[Stored records]
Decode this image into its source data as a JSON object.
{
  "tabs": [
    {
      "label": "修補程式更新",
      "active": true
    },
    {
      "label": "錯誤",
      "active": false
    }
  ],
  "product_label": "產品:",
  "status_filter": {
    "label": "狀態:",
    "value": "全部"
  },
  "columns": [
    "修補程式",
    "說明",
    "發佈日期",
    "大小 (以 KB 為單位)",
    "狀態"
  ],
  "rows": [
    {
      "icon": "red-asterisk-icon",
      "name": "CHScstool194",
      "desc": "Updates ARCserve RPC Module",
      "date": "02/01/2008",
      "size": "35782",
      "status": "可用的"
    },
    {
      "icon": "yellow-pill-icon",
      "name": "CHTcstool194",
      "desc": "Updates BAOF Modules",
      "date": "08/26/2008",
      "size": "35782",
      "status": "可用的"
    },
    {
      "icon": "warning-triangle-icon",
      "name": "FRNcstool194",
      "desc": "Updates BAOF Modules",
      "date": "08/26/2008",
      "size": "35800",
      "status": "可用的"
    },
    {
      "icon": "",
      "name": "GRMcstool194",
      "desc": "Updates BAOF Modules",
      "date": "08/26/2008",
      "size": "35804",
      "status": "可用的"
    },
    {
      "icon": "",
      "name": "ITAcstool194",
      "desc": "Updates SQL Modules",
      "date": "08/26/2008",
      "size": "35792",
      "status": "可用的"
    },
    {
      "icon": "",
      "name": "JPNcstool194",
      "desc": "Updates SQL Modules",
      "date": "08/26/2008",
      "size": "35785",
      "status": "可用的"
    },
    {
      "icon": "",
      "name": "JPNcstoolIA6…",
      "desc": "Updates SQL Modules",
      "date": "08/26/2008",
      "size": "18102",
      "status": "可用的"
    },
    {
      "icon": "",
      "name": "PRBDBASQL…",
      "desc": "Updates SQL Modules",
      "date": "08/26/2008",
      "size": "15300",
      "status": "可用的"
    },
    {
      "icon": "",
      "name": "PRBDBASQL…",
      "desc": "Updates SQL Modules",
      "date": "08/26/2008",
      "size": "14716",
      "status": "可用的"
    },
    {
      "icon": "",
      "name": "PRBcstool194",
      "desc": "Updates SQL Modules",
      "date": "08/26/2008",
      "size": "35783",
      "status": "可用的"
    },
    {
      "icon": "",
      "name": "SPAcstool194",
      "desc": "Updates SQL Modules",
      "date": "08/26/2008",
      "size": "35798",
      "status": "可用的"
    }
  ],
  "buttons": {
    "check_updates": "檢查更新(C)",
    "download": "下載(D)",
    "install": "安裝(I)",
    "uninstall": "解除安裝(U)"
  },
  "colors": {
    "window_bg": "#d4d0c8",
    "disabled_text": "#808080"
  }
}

Written request -> Select every line of the records holding the string "size".

Written answer ->
      "size": "35782",
      "size": "35782",
      "size": "35800",
      "size": "35804",
      "size": "35792",
      "size": "35785",
      "size": "18102",
      "size": "15300",
      "size": "14716",
      "size": "35783",
      "size": "35798",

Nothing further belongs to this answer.